Gather all lines from the material that contain the word "Seiner".

Raw records
* begin *

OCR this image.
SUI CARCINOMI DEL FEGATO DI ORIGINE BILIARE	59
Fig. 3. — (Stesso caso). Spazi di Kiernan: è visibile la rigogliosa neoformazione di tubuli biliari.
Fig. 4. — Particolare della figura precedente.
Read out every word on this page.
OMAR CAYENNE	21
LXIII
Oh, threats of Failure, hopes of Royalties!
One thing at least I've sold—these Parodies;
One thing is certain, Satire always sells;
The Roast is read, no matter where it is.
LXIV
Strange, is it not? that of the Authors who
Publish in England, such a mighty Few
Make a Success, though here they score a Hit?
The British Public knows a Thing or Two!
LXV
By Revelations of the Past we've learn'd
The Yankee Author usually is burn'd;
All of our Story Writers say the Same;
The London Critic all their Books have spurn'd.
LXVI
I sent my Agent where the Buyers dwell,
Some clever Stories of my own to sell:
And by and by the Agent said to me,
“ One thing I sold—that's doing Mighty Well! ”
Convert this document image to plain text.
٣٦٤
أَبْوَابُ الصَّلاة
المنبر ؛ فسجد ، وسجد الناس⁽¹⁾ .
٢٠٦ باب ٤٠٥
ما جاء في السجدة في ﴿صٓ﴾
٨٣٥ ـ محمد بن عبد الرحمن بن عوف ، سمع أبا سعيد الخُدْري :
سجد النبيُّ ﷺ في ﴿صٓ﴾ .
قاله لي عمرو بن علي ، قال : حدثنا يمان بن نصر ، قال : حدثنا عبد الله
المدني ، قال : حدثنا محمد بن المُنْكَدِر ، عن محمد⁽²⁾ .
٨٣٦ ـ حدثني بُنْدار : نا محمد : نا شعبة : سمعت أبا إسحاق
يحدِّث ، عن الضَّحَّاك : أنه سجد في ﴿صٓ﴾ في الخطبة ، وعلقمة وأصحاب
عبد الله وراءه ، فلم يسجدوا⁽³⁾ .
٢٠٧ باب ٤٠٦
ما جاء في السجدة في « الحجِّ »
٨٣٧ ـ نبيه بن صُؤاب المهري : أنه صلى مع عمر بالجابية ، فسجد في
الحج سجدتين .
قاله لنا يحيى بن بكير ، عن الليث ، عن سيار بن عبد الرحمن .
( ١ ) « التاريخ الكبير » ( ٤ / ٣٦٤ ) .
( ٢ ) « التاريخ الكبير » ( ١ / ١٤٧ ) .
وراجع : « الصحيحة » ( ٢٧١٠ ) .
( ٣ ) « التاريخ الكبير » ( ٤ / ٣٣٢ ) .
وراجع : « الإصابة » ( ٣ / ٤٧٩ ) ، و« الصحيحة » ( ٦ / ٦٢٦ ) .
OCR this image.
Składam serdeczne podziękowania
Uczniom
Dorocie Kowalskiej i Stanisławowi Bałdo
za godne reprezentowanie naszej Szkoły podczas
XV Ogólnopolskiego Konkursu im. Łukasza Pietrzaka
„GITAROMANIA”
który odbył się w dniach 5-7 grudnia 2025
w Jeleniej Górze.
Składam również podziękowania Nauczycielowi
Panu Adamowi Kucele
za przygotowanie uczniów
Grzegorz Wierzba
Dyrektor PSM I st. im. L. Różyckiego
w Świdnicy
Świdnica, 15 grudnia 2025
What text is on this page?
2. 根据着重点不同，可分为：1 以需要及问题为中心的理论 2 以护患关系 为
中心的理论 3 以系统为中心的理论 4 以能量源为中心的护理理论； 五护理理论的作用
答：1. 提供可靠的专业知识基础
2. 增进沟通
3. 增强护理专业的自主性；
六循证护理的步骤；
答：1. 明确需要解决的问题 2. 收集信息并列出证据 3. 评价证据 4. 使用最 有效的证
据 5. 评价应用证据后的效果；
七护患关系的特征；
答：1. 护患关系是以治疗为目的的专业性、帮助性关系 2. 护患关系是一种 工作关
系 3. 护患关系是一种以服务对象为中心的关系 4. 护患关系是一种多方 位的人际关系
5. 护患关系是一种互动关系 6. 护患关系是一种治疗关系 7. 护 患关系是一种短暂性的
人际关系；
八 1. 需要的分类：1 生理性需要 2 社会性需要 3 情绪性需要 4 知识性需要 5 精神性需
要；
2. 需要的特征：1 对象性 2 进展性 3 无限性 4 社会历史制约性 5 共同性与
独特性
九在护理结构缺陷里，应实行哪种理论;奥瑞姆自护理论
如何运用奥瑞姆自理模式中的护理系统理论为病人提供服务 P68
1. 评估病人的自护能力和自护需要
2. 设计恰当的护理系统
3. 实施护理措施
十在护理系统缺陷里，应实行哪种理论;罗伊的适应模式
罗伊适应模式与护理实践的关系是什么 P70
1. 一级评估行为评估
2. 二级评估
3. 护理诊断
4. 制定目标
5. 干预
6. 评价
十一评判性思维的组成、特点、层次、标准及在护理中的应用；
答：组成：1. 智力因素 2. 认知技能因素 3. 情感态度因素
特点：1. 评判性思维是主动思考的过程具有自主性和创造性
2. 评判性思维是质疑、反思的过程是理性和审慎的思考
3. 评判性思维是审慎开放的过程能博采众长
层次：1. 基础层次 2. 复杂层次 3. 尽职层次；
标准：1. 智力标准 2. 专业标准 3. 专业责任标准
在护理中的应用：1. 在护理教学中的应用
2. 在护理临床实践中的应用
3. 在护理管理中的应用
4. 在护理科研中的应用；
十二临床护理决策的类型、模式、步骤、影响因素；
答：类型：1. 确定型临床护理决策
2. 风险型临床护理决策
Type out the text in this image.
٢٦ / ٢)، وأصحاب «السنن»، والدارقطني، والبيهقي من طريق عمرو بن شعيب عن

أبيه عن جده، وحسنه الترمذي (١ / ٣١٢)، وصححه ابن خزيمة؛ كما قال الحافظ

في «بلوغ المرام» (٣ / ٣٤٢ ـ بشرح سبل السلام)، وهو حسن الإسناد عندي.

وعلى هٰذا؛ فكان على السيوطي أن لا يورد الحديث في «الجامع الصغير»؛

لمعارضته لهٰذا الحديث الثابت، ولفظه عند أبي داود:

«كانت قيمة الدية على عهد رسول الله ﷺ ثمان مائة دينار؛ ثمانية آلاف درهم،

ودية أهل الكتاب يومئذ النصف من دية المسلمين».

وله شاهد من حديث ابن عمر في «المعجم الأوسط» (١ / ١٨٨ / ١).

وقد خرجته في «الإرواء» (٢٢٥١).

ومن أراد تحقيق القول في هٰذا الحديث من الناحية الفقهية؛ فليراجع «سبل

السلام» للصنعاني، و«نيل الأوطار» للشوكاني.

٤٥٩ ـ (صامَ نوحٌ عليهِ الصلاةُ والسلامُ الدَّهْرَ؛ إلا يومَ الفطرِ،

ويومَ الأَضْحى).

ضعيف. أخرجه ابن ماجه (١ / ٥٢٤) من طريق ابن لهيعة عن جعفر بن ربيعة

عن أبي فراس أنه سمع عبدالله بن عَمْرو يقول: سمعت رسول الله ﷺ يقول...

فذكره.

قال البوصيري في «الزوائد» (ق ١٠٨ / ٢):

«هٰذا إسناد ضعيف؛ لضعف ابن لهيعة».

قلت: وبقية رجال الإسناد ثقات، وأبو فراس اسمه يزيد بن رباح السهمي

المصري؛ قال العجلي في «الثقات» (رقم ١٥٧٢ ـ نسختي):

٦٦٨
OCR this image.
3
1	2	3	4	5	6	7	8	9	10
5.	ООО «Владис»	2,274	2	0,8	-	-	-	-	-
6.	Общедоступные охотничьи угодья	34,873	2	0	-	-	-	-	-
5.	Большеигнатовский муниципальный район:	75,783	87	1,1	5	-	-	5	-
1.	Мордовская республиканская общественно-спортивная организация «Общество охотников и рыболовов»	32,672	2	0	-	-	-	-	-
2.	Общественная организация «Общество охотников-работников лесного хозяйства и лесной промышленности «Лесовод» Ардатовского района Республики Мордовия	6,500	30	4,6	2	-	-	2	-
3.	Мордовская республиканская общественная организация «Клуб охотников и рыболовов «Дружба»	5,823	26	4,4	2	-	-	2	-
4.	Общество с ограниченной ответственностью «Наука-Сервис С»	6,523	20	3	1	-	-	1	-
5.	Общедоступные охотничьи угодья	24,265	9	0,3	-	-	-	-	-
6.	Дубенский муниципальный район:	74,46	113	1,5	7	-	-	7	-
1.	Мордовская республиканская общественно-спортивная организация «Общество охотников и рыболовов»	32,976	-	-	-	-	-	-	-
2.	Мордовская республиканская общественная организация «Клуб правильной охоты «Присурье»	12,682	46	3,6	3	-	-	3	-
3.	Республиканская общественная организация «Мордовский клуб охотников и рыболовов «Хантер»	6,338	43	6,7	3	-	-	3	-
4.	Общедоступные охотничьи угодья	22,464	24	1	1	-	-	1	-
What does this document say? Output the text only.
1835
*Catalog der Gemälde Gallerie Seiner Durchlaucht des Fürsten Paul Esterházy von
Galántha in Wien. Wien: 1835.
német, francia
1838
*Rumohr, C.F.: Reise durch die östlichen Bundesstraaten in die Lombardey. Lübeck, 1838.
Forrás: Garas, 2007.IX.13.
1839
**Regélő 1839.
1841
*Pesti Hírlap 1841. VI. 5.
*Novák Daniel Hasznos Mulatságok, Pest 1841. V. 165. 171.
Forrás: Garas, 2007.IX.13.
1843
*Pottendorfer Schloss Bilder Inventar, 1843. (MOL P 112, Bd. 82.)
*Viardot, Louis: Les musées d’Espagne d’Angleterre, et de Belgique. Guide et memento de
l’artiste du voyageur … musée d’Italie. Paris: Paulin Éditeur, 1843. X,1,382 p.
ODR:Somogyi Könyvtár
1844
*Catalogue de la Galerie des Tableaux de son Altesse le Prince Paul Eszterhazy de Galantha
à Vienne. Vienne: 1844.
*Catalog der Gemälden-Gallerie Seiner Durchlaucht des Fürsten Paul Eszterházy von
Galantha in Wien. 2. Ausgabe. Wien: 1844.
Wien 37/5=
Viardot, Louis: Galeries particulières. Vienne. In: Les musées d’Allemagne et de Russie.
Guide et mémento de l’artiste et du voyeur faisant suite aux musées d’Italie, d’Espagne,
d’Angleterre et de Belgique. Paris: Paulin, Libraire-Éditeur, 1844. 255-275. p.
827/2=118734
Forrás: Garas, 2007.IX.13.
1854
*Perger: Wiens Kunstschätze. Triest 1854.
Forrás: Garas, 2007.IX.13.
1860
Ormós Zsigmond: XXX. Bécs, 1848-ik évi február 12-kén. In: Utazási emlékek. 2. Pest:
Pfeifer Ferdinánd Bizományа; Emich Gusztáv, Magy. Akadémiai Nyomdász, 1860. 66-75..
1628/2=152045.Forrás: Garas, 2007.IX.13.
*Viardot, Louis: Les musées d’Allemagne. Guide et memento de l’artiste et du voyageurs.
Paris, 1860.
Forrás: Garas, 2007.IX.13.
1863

* end *

### THE COMPLETED TASK
*Catalog der Gemälde Gallerie Seiner Durchlaucht des Fürsten Paul Esterházy von
*Catalog der Gemälden-Gallerie Seiner Durchlaucht des Fürsten Paul Eszterházy von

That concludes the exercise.